-- START OF Materials provided --

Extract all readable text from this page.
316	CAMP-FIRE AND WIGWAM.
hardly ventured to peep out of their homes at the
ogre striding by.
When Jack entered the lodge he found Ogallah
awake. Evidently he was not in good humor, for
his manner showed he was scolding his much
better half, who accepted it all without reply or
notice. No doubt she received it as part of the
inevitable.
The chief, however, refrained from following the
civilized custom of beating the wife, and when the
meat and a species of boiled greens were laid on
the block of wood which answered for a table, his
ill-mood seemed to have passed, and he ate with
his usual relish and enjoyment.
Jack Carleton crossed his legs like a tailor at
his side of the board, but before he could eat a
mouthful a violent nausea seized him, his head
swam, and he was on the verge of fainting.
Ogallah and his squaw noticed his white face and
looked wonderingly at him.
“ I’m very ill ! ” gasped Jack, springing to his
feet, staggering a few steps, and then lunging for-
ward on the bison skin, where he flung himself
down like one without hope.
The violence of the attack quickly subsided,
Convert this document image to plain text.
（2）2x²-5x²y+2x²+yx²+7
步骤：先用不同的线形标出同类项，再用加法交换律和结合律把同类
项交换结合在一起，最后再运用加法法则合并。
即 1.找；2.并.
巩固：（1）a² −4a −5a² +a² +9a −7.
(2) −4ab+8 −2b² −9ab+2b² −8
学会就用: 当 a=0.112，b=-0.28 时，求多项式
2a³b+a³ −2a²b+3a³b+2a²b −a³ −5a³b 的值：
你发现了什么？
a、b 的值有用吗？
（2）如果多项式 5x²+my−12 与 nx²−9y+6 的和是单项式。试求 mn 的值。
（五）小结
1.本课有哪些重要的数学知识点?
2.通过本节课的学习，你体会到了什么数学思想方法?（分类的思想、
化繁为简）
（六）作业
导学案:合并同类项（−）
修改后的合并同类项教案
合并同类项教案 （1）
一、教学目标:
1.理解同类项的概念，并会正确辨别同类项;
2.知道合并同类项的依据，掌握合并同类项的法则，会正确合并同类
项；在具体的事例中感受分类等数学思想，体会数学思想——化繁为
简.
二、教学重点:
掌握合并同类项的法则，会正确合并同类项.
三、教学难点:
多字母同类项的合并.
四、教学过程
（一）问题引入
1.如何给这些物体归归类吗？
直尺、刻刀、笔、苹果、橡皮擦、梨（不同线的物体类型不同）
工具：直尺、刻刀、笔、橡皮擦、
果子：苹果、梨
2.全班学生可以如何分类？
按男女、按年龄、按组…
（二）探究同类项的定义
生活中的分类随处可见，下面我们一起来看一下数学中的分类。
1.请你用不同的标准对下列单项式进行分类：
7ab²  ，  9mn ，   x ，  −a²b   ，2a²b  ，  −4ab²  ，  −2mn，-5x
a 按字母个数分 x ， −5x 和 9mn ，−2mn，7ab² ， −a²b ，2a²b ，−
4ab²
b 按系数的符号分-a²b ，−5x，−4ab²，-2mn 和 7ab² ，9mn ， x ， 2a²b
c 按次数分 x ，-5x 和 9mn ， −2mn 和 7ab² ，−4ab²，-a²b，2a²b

-- END OF Materials provided --

Above are the records; copy all of them exactly.

Extract all readable text from this page.
316	CAMP-FIRE AND WIGWAM.
hardly ventured to peep out of their homes at the
ogre striding by.
When Jack entered the lodge he found Ogallah
awake. Evidently he was not in good humor, for
his manner showed he was scolding his much
better half, who accepted it all without reply or
notice. No doubt she received it as part of the
inevitable.
The chief, however, refrained from following the
civilized custom of beating the wife, and when the
meat and a species of boiled greens were laid on
the block of wood which answered for a table, his
ill-mood seemed to have passed, and he ate with
his usual relish and enjoyment.
Jack Carleton crossed his legs like a tailor at
his side of the board, but before he could eat a
mouthful a violent nausea seized him, his head
swam, and he was on the verge of fainting.
Ogallah and his squaw noticed his white face and
looked wonderingly at him.
“ I’m very ill ! ” gasped Jack, springing to his
feet, staggering a few steps, and then lunging for-
ward on the bison skin, where he flung himself
down like one without hope.
The violence of the attack quickly subsided,
Convert this document image to plain text.
（2）2x²-5x²y+2x²+yx²+7
步骤：先用不同的线形标出同类项，再用加法交换律和结合律把同类
项交换结合在一起，最后再运用加法法则合并。
即 1.找；2.并.
巩固：（1）a² −4a −5a² +a² +9a −7.
(2) −4ab+8 −2b² −9ab+2b² −8
学会就用: 当 a=0.112，b=-0.28 时，求多项式
2a³b+a³ −2a²b+3a³b+2a²b −a³ −5a³b 的值：
你发现了什么？
a、b 的值有用吗？
（2）如果多项式 5x²+my−12 与 nx²−9y+6 的和是单项式。试求 mn 的值。
（五）小结
1.本课有哪些重要的数学知识点?
2.通过本节课的学习，你体会到了什么数学思想方法?（分类的思想、
化繁为简）
（六）作业
导学案:合并同类项（−）
修改后的合并同类项教案
合并同类项教案 （1）
一、教学目标:
1.理解同类项的概念，并会正确辨别同类项;
2.知道合并同类项的依据，掌握合并同类项的法则，会正确合并同类
项；在具体的事例中感受分类等数学思想，体会数学思想——化繁为
简.
二、教学重点:
掌握合并同类项的法则，会正确合并同类项.
三、教学难点:
多字母同类项的合并.
四、教学过程
（一）问题引入
1.如何给这些物体归归类吗？
直尺、刻刀、笔、苹果、橡皮擦、梨（不同线的物体类型不同）
工具：直尺、刻刀、笔、橡皮擦、
果子：苹果、梨
2.全班学生可以如何分类？
按男女、按年龄、按组…
（二）探究同类项的定义
生活中的分类随处可见，下面我们一起来看一下数学中的分类。
1.请你用不同的标准对下列单项式进行分类：
7ab²  ，  9mn ，   x ，  −a²b   ，2a²b  ，  −4ab²  ，  −2mn，-5x
a 按字母个数分 x ， −5x 和 9mn ，−2mn，7ab² ， −a²b ，2a²b ，−
4ab²
b 按系数的符号分-a²b ，−5x，−4ab²，-2mn 和 7ab² ，9mn ， x ， 2a²b
c 按次数分 x ，-5x 和 9mn ， −2mn 和 7ab² ，−4ab²，-a²b，2a²b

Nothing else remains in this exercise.